• [GIVEN TASK]: Report how many lines of the following entries include the string "Daily"; respond with the number alone.

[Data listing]
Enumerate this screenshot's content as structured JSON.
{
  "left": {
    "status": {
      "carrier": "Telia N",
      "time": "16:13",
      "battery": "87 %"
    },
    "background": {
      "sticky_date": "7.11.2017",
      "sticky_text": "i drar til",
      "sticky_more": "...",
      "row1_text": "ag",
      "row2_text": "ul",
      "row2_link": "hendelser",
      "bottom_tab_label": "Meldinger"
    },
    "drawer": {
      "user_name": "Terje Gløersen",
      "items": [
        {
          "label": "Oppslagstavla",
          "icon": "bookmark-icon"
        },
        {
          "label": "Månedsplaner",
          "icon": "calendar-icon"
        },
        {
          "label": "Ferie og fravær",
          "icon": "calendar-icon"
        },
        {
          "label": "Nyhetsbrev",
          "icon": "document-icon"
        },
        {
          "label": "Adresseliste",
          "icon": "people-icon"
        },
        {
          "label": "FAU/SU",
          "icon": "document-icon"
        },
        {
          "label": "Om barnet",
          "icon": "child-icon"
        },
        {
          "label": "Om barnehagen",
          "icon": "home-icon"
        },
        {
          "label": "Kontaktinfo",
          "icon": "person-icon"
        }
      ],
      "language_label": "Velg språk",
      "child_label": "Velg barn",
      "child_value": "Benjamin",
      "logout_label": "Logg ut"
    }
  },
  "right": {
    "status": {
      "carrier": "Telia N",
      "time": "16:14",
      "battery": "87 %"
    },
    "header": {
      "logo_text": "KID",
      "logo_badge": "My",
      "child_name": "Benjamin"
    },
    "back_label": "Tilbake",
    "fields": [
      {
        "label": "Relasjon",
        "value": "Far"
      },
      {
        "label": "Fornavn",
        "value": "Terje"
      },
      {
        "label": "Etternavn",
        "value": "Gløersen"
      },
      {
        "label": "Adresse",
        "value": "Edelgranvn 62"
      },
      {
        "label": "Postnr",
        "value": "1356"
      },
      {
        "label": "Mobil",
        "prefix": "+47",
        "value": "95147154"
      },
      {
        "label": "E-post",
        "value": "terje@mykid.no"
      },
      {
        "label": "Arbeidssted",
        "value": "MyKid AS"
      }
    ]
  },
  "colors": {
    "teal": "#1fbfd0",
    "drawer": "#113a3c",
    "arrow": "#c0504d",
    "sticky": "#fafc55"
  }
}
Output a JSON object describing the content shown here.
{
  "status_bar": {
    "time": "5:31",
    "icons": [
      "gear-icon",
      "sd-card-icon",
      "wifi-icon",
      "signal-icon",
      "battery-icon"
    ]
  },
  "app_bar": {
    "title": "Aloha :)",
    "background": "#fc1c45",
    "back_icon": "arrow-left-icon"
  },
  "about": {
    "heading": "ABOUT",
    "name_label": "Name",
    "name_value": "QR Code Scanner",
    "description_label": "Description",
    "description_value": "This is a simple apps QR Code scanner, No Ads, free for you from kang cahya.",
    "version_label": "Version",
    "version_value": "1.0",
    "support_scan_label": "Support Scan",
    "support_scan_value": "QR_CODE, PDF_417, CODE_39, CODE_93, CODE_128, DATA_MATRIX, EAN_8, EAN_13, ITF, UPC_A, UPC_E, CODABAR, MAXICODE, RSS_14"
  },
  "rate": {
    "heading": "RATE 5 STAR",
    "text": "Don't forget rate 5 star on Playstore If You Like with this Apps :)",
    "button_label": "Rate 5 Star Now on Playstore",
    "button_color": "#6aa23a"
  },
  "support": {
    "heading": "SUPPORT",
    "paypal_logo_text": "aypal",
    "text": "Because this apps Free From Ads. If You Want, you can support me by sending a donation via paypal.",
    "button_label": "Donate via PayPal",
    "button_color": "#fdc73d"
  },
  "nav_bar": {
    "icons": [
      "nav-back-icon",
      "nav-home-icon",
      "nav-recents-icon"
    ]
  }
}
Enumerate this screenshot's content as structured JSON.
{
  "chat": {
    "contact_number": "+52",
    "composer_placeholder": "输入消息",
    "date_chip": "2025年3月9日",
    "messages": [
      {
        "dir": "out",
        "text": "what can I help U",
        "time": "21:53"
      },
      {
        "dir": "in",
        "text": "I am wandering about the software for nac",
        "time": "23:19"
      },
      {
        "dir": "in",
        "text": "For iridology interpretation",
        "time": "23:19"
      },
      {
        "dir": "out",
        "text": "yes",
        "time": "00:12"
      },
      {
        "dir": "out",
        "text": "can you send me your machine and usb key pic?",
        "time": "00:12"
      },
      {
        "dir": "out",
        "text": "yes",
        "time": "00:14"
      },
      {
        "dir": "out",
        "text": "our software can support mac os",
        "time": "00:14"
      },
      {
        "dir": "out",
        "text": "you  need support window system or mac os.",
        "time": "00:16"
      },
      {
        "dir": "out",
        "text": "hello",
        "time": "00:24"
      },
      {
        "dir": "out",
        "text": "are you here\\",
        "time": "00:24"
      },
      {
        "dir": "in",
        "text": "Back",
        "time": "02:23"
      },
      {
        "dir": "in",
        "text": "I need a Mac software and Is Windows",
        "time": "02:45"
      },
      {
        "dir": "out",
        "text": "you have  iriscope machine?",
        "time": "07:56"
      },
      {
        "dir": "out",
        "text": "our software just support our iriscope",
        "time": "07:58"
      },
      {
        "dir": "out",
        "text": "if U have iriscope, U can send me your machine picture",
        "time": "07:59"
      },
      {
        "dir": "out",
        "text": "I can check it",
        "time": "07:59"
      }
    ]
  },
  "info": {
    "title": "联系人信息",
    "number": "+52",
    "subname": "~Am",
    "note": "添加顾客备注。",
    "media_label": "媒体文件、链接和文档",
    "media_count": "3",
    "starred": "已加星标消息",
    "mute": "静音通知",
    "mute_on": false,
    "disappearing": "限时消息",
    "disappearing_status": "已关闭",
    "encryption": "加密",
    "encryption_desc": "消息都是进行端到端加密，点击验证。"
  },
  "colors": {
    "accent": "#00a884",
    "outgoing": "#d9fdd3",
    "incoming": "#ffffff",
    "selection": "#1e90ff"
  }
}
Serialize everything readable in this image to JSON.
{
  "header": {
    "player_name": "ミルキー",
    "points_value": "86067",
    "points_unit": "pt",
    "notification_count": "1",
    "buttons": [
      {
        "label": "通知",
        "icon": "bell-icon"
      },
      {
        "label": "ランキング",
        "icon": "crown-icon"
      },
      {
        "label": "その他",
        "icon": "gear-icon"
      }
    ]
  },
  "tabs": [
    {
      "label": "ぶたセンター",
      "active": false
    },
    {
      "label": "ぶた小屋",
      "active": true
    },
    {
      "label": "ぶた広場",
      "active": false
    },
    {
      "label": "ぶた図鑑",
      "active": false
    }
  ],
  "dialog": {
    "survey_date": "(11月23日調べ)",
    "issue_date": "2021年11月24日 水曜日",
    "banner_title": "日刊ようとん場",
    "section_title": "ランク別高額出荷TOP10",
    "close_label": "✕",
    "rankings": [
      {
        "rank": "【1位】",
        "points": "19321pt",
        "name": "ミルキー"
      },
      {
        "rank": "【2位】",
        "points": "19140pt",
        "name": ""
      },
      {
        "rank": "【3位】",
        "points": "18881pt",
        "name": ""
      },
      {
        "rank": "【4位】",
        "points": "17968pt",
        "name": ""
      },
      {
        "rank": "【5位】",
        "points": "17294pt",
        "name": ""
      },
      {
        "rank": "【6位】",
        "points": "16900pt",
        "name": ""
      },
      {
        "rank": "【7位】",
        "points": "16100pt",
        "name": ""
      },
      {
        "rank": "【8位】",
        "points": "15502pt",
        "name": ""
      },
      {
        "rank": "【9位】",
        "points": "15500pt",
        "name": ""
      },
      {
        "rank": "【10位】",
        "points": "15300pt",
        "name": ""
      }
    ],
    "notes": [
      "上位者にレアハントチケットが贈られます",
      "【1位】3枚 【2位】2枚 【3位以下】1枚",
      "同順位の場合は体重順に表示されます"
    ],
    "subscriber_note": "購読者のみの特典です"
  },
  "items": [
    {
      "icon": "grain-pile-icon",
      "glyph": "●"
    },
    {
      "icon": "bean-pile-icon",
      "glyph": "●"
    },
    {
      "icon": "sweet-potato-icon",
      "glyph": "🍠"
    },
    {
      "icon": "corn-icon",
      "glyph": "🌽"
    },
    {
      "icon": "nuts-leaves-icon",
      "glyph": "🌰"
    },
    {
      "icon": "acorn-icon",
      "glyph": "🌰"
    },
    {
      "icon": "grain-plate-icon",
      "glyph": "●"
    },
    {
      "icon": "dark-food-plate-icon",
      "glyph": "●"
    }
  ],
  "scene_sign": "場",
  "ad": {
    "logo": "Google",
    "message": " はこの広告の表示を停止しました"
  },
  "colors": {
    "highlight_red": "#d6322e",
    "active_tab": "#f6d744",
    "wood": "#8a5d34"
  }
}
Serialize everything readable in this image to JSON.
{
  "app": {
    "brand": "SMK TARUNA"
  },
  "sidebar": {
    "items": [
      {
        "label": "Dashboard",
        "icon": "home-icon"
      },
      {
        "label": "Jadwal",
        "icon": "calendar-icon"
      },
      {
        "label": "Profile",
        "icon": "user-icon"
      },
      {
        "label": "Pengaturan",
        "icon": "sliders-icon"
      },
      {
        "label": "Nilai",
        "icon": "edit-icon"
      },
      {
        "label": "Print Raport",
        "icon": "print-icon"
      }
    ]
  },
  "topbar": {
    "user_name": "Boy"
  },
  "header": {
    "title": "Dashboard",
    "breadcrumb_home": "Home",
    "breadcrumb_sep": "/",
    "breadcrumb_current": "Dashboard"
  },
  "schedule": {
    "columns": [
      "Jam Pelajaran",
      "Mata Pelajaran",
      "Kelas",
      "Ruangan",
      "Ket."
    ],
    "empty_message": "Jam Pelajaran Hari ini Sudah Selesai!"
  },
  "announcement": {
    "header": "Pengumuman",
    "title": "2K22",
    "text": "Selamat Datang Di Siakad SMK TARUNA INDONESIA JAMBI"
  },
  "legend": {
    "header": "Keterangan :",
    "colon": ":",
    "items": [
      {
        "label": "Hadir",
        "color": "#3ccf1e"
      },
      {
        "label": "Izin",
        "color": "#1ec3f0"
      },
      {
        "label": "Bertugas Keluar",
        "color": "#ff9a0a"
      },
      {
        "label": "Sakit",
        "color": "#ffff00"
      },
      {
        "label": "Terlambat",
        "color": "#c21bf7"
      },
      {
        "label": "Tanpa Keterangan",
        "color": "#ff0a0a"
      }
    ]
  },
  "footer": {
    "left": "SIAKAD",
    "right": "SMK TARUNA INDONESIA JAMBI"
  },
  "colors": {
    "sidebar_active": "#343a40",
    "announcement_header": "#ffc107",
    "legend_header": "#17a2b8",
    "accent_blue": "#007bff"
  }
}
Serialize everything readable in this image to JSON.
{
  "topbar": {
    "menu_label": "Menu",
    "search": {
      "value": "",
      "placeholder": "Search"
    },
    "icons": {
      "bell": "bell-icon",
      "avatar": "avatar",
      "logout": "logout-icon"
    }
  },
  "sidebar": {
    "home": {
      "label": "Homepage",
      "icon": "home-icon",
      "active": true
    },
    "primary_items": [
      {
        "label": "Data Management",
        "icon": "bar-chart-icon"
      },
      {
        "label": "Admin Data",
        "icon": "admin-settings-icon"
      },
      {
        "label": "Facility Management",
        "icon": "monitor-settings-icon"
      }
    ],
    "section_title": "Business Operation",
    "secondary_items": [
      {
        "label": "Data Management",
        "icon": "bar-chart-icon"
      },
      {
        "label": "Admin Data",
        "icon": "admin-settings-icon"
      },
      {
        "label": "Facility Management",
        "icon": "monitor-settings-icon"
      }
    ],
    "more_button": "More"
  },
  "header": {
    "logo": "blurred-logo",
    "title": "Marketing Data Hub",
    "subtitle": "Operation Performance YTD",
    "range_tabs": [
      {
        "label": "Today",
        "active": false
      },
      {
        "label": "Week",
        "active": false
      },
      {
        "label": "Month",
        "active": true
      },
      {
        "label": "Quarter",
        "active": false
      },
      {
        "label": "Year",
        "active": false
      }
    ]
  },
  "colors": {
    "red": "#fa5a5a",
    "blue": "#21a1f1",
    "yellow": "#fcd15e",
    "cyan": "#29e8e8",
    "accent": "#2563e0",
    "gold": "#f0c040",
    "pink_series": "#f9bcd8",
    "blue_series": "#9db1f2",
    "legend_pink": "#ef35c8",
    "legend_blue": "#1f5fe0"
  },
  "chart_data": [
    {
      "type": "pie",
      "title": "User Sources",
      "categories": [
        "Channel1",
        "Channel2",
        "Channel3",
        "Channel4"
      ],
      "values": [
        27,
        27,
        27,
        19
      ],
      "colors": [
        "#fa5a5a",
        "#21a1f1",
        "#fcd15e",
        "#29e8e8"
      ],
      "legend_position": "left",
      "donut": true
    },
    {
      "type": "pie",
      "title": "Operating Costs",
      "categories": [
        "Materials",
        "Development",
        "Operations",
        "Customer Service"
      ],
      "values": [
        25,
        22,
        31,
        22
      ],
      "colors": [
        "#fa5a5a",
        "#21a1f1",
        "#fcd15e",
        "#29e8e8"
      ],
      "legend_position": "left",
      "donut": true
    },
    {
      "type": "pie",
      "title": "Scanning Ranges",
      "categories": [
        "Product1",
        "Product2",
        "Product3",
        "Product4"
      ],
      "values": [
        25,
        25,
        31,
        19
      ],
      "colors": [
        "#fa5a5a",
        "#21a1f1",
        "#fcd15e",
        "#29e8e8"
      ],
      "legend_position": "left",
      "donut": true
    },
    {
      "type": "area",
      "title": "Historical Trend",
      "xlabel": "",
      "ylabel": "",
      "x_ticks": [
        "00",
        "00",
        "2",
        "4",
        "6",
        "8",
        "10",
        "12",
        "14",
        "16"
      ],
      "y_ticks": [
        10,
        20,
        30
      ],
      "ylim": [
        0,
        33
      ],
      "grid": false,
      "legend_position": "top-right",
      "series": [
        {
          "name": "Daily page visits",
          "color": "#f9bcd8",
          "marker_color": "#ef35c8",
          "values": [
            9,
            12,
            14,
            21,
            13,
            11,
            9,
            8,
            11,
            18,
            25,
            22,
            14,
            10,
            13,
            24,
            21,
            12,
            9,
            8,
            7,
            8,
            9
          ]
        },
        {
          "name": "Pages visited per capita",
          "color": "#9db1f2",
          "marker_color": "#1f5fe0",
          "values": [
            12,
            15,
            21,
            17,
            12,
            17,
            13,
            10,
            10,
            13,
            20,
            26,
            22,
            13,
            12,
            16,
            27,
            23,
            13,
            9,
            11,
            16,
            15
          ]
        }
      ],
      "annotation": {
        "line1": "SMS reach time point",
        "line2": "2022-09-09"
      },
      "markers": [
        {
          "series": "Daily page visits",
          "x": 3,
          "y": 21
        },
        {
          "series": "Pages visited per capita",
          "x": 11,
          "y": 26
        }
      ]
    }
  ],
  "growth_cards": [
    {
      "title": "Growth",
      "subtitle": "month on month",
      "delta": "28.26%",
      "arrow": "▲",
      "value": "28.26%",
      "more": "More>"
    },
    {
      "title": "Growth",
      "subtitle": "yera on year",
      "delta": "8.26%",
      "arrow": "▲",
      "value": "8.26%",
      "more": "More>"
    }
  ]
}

• [REPLY TO THE TASK]: 2